• Given request: Where does the string "основе" appear? Copy every line of the entries below that holds it.

Data extracted from a collection
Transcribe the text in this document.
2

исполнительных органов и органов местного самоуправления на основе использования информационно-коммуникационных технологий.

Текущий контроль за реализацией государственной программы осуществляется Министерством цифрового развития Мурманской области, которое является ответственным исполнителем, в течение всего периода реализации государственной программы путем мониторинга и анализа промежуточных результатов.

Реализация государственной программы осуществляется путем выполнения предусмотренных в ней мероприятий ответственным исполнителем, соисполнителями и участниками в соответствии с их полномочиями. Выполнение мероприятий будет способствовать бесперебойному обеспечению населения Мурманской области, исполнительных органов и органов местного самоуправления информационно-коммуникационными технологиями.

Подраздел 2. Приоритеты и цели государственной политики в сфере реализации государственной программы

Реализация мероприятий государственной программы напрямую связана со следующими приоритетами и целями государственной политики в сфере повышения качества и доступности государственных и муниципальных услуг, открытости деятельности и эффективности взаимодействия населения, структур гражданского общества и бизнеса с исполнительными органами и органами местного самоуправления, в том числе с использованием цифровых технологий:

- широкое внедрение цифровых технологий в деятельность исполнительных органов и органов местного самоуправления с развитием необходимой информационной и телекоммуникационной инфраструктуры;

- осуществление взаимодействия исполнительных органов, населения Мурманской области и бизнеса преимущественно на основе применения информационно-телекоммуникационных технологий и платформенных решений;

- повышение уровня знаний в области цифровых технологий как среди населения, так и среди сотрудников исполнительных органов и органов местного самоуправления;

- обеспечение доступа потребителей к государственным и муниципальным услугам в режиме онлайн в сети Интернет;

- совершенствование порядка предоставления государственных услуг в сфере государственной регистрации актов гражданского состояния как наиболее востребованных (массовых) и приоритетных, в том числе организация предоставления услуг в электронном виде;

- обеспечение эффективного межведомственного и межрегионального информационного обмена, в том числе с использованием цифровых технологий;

• In response:
исполнительных органов и органов местного самоуправления на основе использования информационно-коммуникационных технологий.
- осуществление взаимодействия исполнительных органов, населения Мурманской области и бизнеса преимущественно на основе применения информационно-телекоммуникационных технологий и платформенных решений;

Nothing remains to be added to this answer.